Write out every line of the records below without changing anything, but leave out the pictures.

(Image region annotations)
○ ○ ○ ○ ○ ○ ○
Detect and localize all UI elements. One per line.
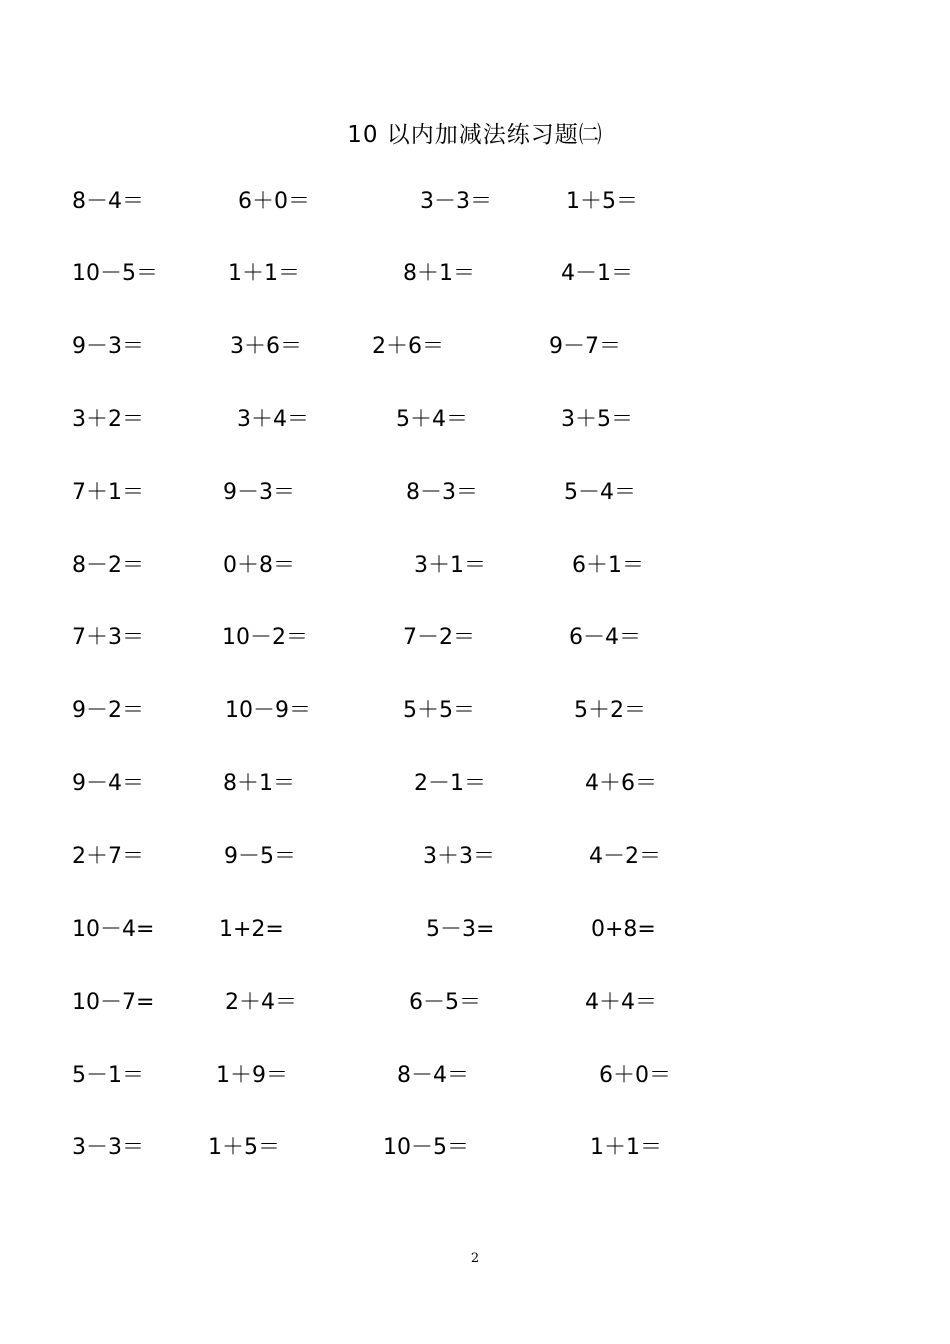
- math-problem: 10－2＝: [222, 625, 308, 650]
- math-problem: 6＋0＝: [599, 1063, 671, 1088]
- math-problem: 1+2=: [219, 917, 284, 942]
- math-problem: 2＋7＝: [72, 844, 144, 869]
- math-problem: 10－7=: [72, 990, 155, 1015]
- math-problem: 8＋1＝: [223, 771, 295, 796]
- math-problem: 8－3＝: [406, 480, 478, 505]
- math-problem: 3－3＝: [72, 1135, 144, 1160]
- math-problem: 2＋6＝: [372, 334, 444, 359]
- math-problem: 9－2＝: [72, 698, 144, 723]
- math-problem: 1＋1＝: [228, 261, 300, 286]
- math-problem: 9－5＝: [224, 844, 296, 869]
- math-problem: 10－4=: [72, 917, 155, 942]
- math-problem: 7＋1＝: [72, 480, 144, 505]
- math-problem: 10－9＝: [225, 698, 311, 723]
- math-problem: 4＋6＝: [585, 771, 657, 796]
- math-problem: 1＋9＝: [216, 1063, 288, 1088]
- math-problem: 9－7＝: [549, 334, 621, 359]
- math-problem: 5－3=: [426, 917, 495, 942]
- worksheet-title: 10 以内加减法练习题㈡: [347, 122, 603, 148]
- math-problem: 10－5＝: [72, 261, 158, 286]
- math-problem: 7＋3＝: [72, 625, 144, 650]
- math-problem: 8－2＝: [72, 553, 144, 578]
- math-problem: 0＋8＝: [223, 553, 295, 578]
- math-problem: 7－2＝: [403, 625, 475, 650]
- math-problem: 9－3＝: [72, 334, 144, 359]
- math-problem: 9－4＝: [72, 771, 144, 796]
- math-problem: 1＋1＝: [590, 1135, 662, 1160]
- math-problem: 4－1＝: [561, 261, 633, 286]
- math-problem: 6＋1＝: [572, 553, 644, 578]
- math-problem: 5＋4＝: [396, 407, 468, 432]
- math-problem: 6－4＝: [569, 625, 641, 650]
- math-problem: 3＋4＝: [237, 407, 309, 432]
- math-problem: 6－5＝: [409, 990, 481, 1015]
- math-problem: 3＋3＝: [423, 844, 495, 869]
- math-problem: 3＋5＝: [561, 407, 633, 432]
- math-problem: 3－3＝: [420, 189, 492, 214]
- math-problem: 2＋4＝: [225, 990, 297, 1015]
- math-problem: 3＋2＝: [72, 407, 144, 432]
- math-problem: 8＋1＝: [403, 261, 475, 286]
- math-problem: 3＋6＝: [230, 334, 302, 359]
- math-problem: 4＋4＝: [585, 990, 657, 1015]
- math-problem: 3＋1＝: [414, 553, 486, 578]
- math-problem: 9－3＝: [223, 480, 295, 505]
- math-problem: 6＋0＝: [238, 189, 310, 214]
- page-number: 2: [470, 1251, 480, 1266]
- math-problem: 1＋5＝: [566, 189, 638, 214]
- math-problem: 5－4＝: [564, 480, 636, 505]
- math-problem: 5－1＝: [72, 1063, 144, 1088]
- math-problem: 4－2＝: [589, 844, 661, 869]
- math-problem: 5＋5＝: [403, 698, 475, 723]
- math-problem: 0+8=: [591, 917, 656, 942]
- math-problem: 8－4＝: [397, 1063, 469, 1088]
- math-problem: 2－1＝: [414, 771, 486, 796]
- math-problem: 8－4＝: [72, 189, 144, 214]
- math-problem: 10－5＝: [383, 1135, 469, 1160]
- math-problem: 1＋5＝: [208, 1135, 280, 1160]
- math-problem: 5＋2＝: [574, 698, 646, 723]
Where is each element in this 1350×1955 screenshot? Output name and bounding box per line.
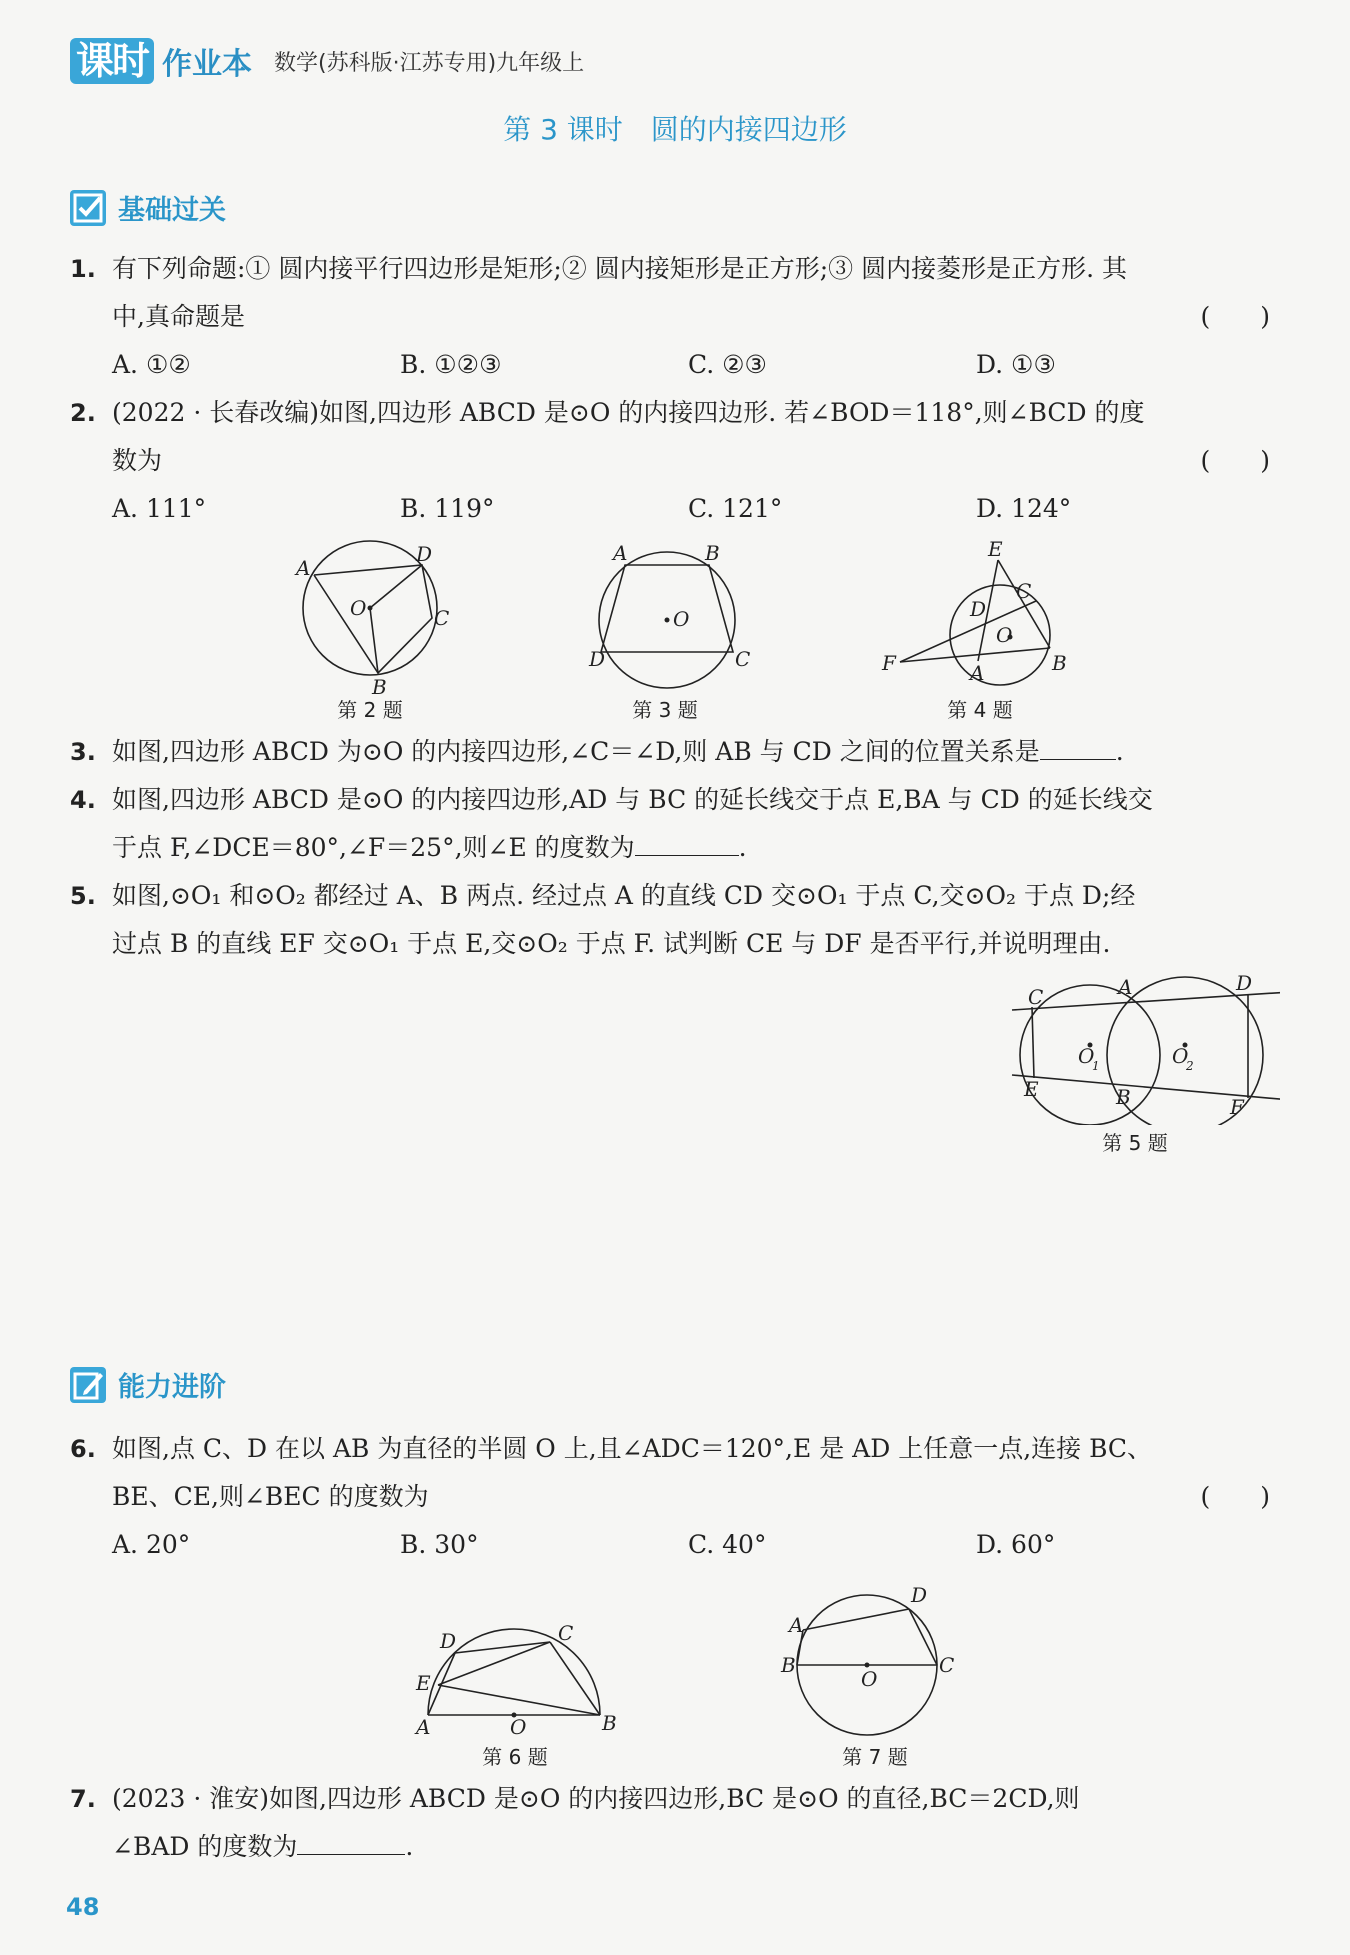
○ ○ ○ ○ ○ ○ ○
:: ANSWER FOR THE TASK ::
Detect and localize all UI elements. One per line.
- math-problem: 10－2＝: [222, 625, 308, 650]
- math-problem: 6＋0＝: [599, 1063, 671, 1088]
- math-problem: 1+2=: [219, 917, 284, 942]
- math-problem: 2＋7＝: [72, 844, 144, 869]
- math-problem: 10－7=: [72, 990, 155, 1015]
- math-problem: 8＋1＝: [223, 771, 295, 796]
- math-problem: 8－3＝: [406, 480, 478, 505]
- math-problem: 3－3＝: [72, 1135, 144, 1160]
- math-problem: 2＋6＝: [372, 334, 444, 359]
- math-problem: 9－2＝: [72, 698, 144, 723]
- math-problem: 1＋1＝: [228, 261, 300, 286]
- math-problem: 9－5＝: [224, 844, 296, 869]
- math-problem: 10－4=: [72, 917, 155, 942]
- math-problem: 7＋1＝: [72, 480, 144, 505]
- math-problem: 10－9＝: [225, 698, 311, 723]
- math-problem: 4＋6＝: [585, 771, 657, 796]
- math-problem: 1＋9＝: [216, 1063, 288, 1088]
- math-problem: 9－7＝: [549, 334, 621, 359]
- math-problem: 5－3=: [426, 917, 495, 942]
- worksheet-title: 10 以内加减法练习题㈡: [347, 122, 603, 148]
- math-problem: 10－5＝: [72, 261, 158, 286]
- math-problem: 7＋3＝: [72, 625, 144, 650]
- math-problem: 8－2＝: [72, 553, 144, 578]
- math-problem: 0＋8＝: [223, 553, 295, 578]
- math-problem: 7－2＝: [403, 625, 475, 650]
- math-problem: 9－3＝: [72, 334, 144, 359]
- math-problem: 9－4＝: [72, 771, 144, 796]
- math-problem: 1＋1＝: [590, 1135, 662, 1160]
- math-problem: 4－1＝: [561, 261, 633, 286]
- math-problem: 6＋1＝: [572, 553, 644, 578]
- math-problem: 5＋4＝: [396, 407, 468, 432]
- math-problem: 6－4＝: [569, 625, 641, 650]
- math-problem: 3＋4＝: [237, 407, 309, 432]
- math-problem: 6－5＝: [409, 990, 481, 1015]
- math-problem: 3＋3＝: [423, 844, 495, 869]
- math-problem: 3＋5＝: [561, 407, 633, 432]
- math-problem: 3－3＝: [420, 189, 492, 214]
- math-problem: 2＋4＝: [225, 990, 297, 1015]
- math-problem: 3＋2＝: [72, 407, 144, 432]
- math-problem: 8＋1＝: [403, 261, 475, 286]
- math-problem: 3＋6＝: [230, 334, 302, 359]
- math-problem: 4＋4＝: [585, 990, 657, 1015]
- math-problem: 3＋1＝: [414, 553, 486, 578]
- math-problem: 9－3＝: [223, 480, 295, 505]
- math-problem: 6＋0＝: [238, 189, 310, 214]
- page-number: 2: [470, 1251, 480, 1266]
- math-problem: 1＋5＝: [566, 189, 638, 214]
- math-problem: 5－4＝: [564, 480, 636, 505]
- math-problem: 5－1＝: [72, 1063, 144, 1088]
- math-problem: 4－2＝: [589, 844, 661, 869]
- math-problem: 5＋5＝: [403, 698, 475, 723]
- math-problem: 0+8=: [591, 917, 656, 942]
- math-problem: 8－4＝: [397, 1063, 469, 1088]
- math-problem: 2－1＝: [414, 771, 486, 796]
- math-problem: 8－4＝: [72, 189, 144, 214]
- math-problem: 10－5＝: [383, 1135, 469, 1160]
- math-problem: 1＋5＝: [208, 1135, 280, 1160]
- math-problem: 5＋2＝: [574, 698, 646, 723]
Where is each element in this 1350×1955 screenshot? Output name and bounding box per line.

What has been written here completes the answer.